Exercise instructions: Please reproduce the material from its first line through the line containing "list-item: 1、加强对生活老师责任性和安全第一意识的教育。 xyxy=(197,833,771,862)", with both of those lines included.

Collected data:
━━━

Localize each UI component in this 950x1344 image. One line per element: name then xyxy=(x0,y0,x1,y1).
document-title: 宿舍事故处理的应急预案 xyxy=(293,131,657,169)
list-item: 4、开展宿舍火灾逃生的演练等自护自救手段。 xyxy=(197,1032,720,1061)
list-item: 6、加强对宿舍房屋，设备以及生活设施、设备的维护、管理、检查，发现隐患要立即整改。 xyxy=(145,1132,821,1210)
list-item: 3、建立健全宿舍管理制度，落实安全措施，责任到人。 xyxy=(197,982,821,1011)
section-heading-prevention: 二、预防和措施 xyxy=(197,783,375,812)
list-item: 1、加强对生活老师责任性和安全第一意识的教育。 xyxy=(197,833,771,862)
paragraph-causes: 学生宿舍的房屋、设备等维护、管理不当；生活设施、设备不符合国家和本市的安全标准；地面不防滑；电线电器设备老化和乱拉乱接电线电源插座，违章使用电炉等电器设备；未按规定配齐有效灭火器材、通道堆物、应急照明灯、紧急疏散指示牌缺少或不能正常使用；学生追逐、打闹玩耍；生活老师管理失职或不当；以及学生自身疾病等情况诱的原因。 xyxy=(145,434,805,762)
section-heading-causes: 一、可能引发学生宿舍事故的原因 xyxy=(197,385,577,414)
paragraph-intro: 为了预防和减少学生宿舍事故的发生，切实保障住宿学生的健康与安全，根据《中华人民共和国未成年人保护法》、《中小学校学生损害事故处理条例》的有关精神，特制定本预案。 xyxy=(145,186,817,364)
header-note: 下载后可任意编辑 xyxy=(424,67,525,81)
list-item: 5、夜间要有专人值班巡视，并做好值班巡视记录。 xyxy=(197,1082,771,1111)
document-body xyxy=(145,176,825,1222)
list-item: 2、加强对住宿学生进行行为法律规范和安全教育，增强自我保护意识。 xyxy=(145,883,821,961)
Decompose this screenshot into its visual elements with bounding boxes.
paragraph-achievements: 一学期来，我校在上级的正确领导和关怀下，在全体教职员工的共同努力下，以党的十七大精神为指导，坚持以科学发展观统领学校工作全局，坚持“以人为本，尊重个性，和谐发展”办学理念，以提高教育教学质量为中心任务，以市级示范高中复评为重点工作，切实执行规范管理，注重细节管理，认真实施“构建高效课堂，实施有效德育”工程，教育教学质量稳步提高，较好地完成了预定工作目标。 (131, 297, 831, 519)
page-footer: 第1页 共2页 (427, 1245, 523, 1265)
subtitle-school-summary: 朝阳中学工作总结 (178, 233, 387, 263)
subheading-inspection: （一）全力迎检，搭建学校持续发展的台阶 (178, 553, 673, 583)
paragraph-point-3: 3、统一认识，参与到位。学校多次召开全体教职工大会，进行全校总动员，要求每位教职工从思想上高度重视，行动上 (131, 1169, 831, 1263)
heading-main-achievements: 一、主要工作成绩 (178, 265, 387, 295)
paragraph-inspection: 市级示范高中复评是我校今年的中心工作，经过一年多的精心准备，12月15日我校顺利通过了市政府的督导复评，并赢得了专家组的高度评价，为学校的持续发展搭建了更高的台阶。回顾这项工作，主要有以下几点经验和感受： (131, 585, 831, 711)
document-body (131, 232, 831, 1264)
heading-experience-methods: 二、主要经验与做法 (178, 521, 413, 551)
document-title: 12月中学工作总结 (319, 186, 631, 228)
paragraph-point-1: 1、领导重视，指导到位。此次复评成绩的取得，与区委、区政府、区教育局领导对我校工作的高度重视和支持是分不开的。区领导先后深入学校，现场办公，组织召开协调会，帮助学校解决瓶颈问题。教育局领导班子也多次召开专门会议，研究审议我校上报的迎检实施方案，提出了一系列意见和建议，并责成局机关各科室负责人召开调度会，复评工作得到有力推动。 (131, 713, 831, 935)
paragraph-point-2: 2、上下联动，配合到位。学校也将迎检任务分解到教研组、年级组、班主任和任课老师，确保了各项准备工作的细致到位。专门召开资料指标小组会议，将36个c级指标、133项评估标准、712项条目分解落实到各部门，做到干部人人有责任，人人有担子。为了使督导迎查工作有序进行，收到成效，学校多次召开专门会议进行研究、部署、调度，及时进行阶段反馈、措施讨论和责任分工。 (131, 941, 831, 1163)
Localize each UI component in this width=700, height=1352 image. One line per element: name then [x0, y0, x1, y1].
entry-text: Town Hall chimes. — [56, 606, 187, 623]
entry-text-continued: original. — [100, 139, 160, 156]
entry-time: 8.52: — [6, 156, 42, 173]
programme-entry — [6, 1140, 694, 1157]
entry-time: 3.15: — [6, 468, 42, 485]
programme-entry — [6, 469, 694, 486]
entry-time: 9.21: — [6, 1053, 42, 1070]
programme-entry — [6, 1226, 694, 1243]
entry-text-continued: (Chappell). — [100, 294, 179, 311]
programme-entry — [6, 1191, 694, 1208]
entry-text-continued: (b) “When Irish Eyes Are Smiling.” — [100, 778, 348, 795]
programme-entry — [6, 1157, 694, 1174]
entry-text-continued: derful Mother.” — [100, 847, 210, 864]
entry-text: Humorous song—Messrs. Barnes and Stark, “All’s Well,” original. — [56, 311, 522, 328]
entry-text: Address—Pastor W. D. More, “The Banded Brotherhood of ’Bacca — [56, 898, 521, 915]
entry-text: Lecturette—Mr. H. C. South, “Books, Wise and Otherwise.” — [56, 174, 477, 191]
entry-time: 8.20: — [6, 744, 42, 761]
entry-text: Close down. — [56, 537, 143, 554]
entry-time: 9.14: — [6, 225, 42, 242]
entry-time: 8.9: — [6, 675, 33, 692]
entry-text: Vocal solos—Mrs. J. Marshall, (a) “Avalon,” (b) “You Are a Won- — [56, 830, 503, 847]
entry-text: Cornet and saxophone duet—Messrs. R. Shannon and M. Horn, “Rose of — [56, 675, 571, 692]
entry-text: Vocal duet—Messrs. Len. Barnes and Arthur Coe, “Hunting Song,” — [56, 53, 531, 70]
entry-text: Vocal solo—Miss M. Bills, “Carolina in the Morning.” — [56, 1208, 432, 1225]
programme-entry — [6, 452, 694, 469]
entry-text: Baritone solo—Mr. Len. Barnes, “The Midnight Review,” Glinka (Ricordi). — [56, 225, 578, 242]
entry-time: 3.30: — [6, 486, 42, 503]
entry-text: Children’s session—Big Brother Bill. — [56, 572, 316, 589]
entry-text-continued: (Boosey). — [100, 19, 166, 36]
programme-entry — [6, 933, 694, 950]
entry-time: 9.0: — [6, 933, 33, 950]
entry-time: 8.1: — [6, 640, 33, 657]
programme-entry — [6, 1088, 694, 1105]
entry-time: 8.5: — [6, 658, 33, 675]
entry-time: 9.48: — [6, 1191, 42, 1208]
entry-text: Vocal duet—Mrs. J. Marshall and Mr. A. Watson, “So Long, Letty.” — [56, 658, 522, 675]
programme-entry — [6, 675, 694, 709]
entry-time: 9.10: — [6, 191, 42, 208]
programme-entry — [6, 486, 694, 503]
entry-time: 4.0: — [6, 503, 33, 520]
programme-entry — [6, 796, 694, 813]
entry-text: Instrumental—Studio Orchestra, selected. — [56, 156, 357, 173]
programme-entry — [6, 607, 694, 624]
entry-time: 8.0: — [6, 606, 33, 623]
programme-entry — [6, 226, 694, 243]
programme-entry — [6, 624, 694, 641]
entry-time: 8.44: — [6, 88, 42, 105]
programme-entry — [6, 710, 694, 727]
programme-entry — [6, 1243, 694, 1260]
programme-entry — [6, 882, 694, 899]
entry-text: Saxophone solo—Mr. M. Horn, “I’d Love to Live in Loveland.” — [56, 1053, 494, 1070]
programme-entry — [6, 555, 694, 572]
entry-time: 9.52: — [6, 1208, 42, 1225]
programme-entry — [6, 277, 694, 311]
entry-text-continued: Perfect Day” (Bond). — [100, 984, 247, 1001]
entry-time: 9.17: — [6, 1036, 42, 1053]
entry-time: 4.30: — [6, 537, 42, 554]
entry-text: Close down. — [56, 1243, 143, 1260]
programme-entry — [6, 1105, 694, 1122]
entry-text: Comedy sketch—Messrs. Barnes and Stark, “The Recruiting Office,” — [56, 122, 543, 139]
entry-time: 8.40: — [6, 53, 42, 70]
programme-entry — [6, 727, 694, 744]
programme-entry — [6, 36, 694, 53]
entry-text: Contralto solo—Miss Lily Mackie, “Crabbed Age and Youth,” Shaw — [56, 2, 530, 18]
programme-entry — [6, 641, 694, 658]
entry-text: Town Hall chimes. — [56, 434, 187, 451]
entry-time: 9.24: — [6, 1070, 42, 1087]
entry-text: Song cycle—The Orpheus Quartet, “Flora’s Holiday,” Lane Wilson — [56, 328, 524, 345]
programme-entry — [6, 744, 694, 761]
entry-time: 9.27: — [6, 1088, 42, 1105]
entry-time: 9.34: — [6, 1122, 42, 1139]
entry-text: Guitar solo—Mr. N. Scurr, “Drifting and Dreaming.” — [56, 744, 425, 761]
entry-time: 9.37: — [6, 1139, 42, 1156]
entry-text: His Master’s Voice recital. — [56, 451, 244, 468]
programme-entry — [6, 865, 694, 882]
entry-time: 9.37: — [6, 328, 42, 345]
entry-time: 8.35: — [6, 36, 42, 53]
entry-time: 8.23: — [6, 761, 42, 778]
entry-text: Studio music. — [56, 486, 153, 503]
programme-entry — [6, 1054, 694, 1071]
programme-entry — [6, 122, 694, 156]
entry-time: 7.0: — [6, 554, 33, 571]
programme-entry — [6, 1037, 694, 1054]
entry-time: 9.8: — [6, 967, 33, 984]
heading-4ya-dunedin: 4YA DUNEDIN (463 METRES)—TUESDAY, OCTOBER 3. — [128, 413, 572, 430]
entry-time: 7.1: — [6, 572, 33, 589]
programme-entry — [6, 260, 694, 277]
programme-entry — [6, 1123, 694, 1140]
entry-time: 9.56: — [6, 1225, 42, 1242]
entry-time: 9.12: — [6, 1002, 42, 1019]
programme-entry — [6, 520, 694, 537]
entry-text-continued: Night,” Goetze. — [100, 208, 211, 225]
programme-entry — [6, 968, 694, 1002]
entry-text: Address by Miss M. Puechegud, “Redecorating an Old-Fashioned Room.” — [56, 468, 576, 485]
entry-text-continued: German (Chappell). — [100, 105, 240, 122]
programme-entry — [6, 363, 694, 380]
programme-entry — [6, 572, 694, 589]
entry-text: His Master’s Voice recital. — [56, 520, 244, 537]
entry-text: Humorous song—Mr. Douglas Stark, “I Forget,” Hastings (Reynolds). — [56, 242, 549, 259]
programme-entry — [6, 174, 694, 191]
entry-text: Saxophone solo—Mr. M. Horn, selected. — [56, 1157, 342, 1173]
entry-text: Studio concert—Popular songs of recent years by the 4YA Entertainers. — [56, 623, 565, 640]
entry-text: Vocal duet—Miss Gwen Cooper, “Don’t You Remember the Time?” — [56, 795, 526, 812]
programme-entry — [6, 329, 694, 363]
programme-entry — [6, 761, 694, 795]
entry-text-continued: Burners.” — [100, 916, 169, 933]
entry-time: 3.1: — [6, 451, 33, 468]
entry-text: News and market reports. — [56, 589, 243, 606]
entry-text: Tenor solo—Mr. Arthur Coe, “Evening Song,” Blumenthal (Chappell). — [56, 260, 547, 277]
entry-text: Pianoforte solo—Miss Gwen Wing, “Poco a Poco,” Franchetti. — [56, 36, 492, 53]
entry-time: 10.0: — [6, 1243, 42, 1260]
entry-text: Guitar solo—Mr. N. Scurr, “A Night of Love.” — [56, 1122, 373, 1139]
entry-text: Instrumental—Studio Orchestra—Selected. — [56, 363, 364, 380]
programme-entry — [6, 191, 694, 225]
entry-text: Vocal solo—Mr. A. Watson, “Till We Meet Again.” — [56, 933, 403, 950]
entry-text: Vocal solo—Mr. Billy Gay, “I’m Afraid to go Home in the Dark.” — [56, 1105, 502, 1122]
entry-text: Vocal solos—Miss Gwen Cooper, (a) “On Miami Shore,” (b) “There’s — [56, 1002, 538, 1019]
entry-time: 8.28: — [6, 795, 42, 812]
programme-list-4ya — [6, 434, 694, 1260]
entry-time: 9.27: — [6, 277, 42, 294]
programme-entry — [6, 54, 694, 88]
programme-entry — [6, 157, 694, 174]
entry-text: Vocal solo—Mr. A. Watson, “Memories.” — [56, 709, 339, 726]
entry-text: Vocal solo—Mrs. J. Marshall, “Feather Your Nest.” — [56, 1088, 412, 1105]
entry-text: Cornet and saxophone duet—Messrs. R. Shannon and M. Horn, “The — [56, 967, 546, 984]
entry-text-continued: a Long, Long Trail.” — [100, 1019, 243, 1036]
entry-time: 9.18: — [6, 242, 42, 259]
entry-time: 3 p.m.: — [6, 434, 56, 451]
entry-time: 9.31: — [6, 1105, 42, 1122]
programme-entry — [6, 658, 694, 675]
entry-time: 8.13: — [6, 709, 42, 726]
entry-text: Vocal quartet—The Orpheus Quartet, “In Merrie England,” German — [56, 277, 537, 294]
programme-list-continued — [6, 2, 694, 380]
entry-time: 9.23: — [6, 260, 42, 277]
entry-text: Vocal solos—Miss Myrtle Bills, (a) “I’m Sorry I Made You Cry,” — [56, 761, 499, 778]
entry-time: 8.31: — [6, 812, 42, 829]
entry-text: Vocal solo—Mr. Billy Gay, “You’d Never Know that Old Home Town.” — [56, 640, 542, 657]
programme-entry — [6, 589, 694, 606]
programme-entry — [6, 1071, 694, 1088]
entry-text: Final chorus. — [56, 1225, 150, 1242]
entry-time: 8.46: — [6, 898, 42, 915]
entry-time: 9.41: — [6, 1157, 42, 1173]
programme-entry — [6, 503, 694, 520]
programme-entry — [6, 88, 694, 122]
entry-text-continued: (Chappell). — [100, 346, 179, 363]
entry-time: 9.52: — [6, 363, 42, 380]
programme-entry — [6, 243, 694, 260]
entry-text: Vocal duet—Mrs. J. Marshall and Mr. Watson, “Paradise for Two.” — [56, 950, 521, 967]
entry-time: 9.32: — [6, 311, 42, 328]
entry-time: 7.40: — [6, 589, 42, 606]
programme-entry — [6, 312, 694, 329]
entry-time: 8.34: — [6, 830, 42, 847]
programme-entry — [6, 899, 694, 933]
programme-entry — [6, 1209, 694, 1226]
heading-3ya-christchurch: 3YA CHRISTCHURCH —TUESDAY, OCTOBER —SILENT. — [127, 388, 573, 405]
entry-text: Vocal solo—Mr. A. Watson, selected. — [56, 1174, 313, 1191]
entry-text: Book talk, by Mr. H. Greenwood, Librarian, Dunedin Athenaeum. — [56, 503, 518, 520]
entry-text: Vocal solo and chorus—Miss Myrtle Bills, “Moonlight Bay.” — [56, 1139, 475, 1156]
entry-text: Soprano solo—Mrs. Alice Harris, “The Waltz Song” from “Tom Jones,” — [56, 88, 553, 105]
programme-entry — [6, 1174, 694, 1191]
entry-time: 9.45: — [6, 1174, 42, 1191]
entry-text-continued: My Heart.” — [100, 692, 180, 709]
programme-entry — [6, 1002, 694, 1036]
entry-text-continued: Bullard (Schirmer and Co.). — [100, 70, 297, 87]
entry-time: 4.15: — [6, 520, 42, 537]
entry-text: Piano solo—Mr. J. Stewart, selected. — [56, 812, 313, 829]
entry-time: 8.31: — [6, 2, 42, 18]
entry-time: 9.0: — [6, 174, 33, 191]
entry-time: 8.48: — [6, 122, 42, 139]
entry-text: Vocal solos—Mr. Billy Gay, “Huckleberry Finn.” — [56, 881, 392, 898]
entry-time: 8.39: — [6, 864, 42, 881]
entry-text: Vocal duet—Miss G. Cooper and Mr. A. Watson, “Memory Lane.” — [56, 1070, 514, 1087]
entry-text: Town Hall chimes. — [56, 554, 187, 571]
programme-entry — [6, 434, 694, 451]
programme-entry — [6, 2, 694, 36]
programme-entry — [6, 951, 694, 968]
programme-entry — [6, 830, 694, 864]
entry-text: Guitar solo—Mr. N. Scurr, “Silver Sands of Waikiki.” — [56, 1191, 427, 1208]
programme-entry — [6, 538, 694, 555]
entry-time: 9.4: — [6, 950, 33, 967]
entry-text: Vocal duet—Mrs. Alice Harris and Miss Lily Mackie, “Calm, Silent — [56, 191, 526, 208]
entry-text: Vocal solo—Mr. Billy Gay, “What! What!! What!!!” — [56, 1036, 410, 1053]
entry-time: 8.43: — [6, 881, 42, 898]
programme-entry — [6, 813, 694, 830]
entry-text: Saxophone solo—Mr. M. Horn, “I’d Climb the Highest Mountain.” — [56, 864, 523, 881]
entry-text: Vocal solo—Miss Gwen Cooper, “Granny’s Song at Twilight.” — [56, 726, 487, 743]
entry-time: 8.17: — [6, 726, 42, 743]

━━━

Solution to the problem:
Localize each UI component in this 950x1344 image. One line per element: name then xyxy=(x0,y0,x1,y1).
document-title: 宿舍事故处理的应急预案 xyxy=(293,131,657,169)
list-item: 4、开展宿舍火灾逃生的演练等自护自救手段。 xyxy=(197,1032,720,1061)
list-item: 6、加强对宿舍房屋，设备以及生活设施、设备的维护、管理、检查，发现隐患要立即整改。 xyxy=(145,1132,821,1210)
list-item: 3、建立健全宿舍管理制度，落实安全措施，责任到人。 xyxy=(197,982,821,1011)
section-heading-prevention: 二、预防和措施 xyxy=(197,783,375,812)
list-item: 1、加强对生活老师责任性和安全第一意识的教育。 xyxy=(197,833,771,862)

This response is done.